- [Exercise directions]
Without the pictures, give the entries below again exactly as written.

- [Dataset]
==================================================
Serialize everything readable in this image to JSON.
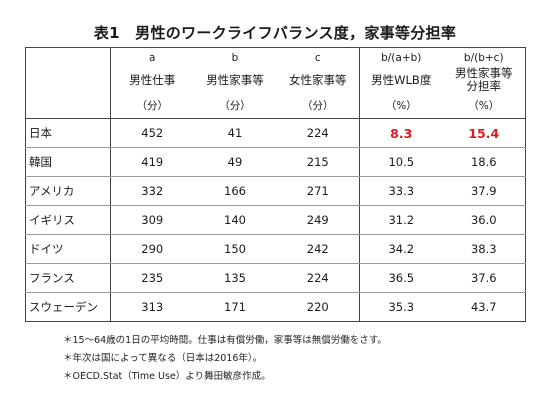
{
  "title": "表1　男性のワークライフバランス度，家事等分担率",
  "headers": {
    "codes": [
      "a",
      "b",
      "c",
      "b/(a+b)",
      "b/(b+c)"
    ],
    "names": [
      "男性仕事",
      "男性家事等",
      "女性家事等",
      "男性WLB度",
      "男性家事等分担率"
    ],
    "units": [
      "（分）",
      "（分）",
      "（分）",
      "（%）",
      "（%）"
    ]
  },
  "rows": [
    {
      "country": "日本",
      "a": "452",
      "b": "41",
      "c": "224",
      "wlb": "8.3",
      "share": "15.4"
    },
    {
      "country": "韓国",
      "a": "419",
      "b": "49",
      "c": "215",
      "wlb": "10.5",
      "share": "18.6"
    },
    {
      "country": "アメリカ",
      "a": "332",
      "b": "166",
      "c": "271",
      "wlb": "33.3",
      "share": "37.9"
    },
    {
      "country": "イギリス",
      "a": "309",
      "b": "140",
      "c": "249",
      "wlb": "31.2",
      "share": "36.0"
    },
    {
      "country": "ドイツ",
      "a": "290",
      "b": "150",
      "c": "242",
      "wlb": "34.2",
      "share": "38.3"
    },
    {
      "country": "フランス",
      "a": "235",
      "b": "135",
      "c": "224",
      "wlb": "36.5",
      "share": "37.6"
    },
    {
      "country": "スウェーデン",
      "a": "313",
      "b": "171",
      "c": "220",
      "wlb": "35.3",
      "share": "43.7"
    }
  ],
  "highlight_color": "#e01b1b",
  "notes": [
    "＊15～64歳の1日の平均時間。仕事は有償労働，家事等は無償労働をさす。",
    "＊年次は国によって異なる（日本は2016年）。",
    "＊OECD.Stat（Time Use）より舞田敏彦作成。"
  ]
}
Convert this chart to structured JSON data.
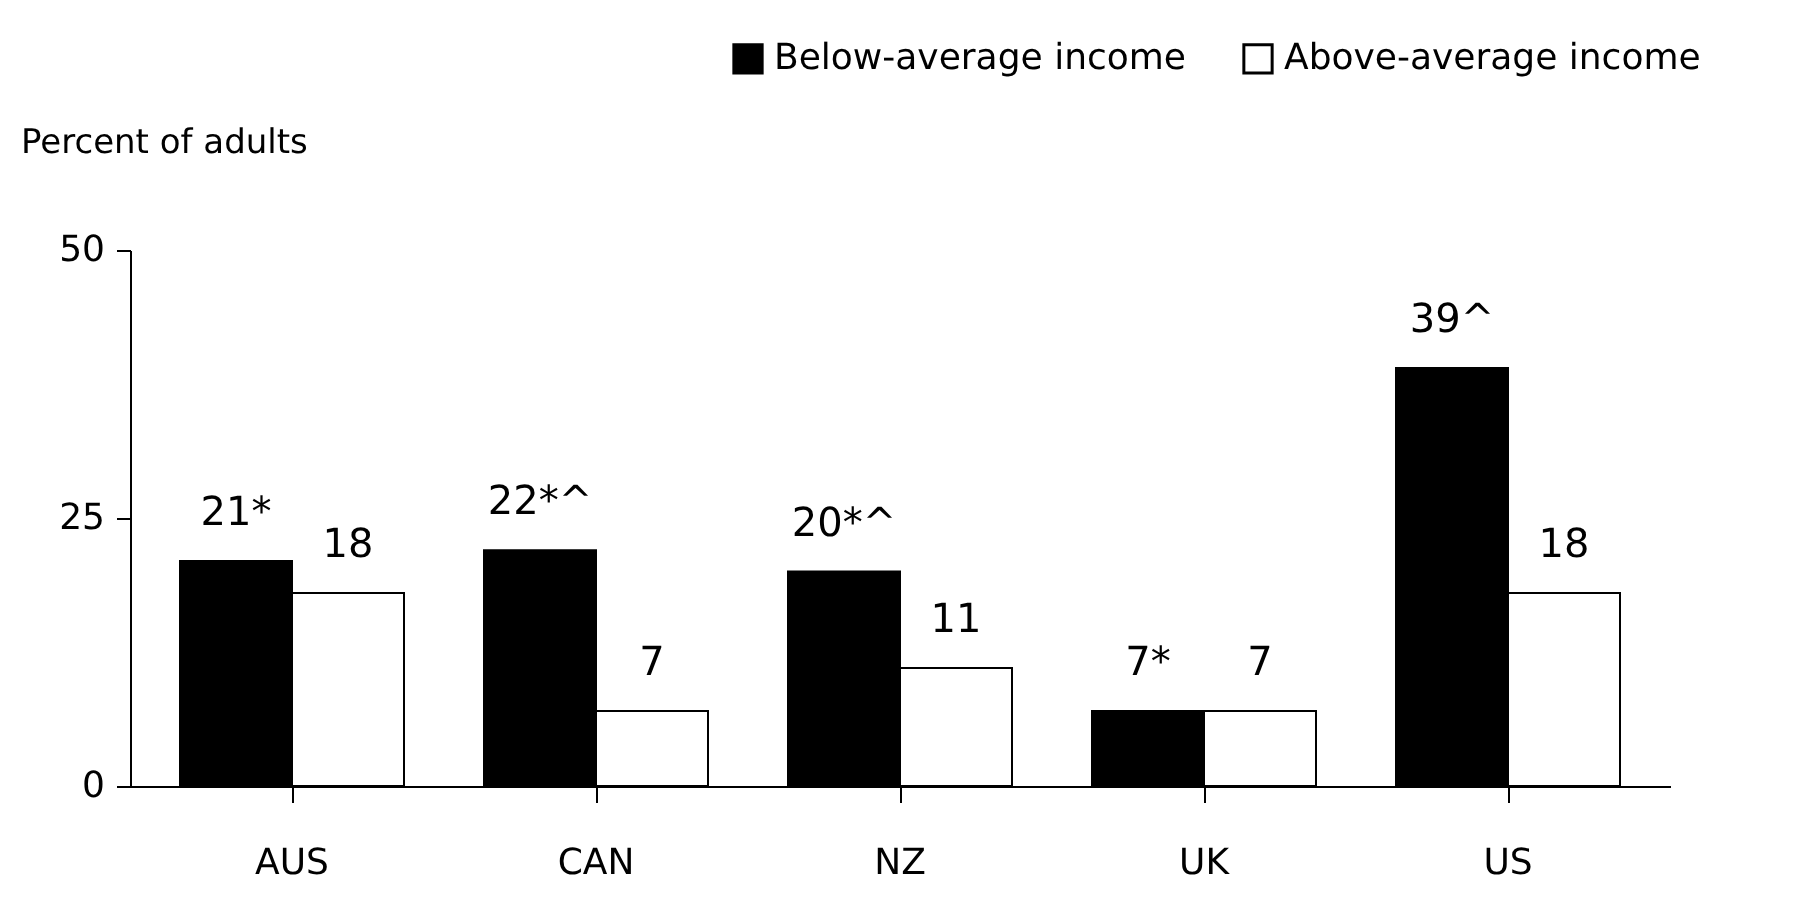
==================================================
- [Full response]
Serialize everything readable in this image to JSON.
{
  "title": "表1　男性のワークライフバランス度，家事等分担率",
  "headers": {
    "codes": [
      "a",
      "b",
      "c",
      "b/(a+b)",
      "b/(b+c)"
    ],
    "names": [
      "男性仕事",
      "男性家事等",
      "女性家事等",
      "男性WLB度",
      "男性家事等分担率"
    ],
    "units": [
      "（分）",
      "（分）",
      "（分）",
      "（%）",
      "（%）"
    ]
  },
  "rows": [
    {
      "country": "日本",
      "a": "452",
      "b": "41",
      "c": "224",
      "wlb": "8.3",
      "share": "15.4"
    },
    {
      "country": "韓国",
      "a": "419",
      "b": "49",
      "c": "215",
      "wlb": "10.5",
      "share": "18.6"
    },
    {
      "country": "アメリカ",
      "a": "332",
      "b": "166",
      "c": "271",
      "wlb": "33.3",
      "share": "37.9"
    },
    {
      "country": "イギリス",
      "a": "309",
      "b": "140",
      "c": "249",
      "wlb": "31.2",
      "share": "36.0"
    },
    {
      "country": "ドイツ",
      "a": "290",
      "b": "150",
      "c": "242",
      "wlb": "34.2",
      "share": "38.3"
    },
    {
      "country": "フランス",
      "a": "235",
      "b": "135",
      "c": "224",
      "wlb": "36.5",
      "share": "37.6"
    },
    {
      "country": "スウェーデン",
      "a": "313",
      "b": "171",
      "c": "220",
      "wlb": "35.3",
      "share": "43.7"
    }
  ],
  "highlight_color": "#e01b1b",
  "notes": [
    "＊15～64歳の1日の平均時間。仕事は有償労働，家事等は無償労働をさす。",
    "＊年次は国によって異なる（日本は2016年）。",
    "＊OECD.Stat（Time Use）より舞田敏彦作成。"
  ]
}
Convert this chart to structured JSON data.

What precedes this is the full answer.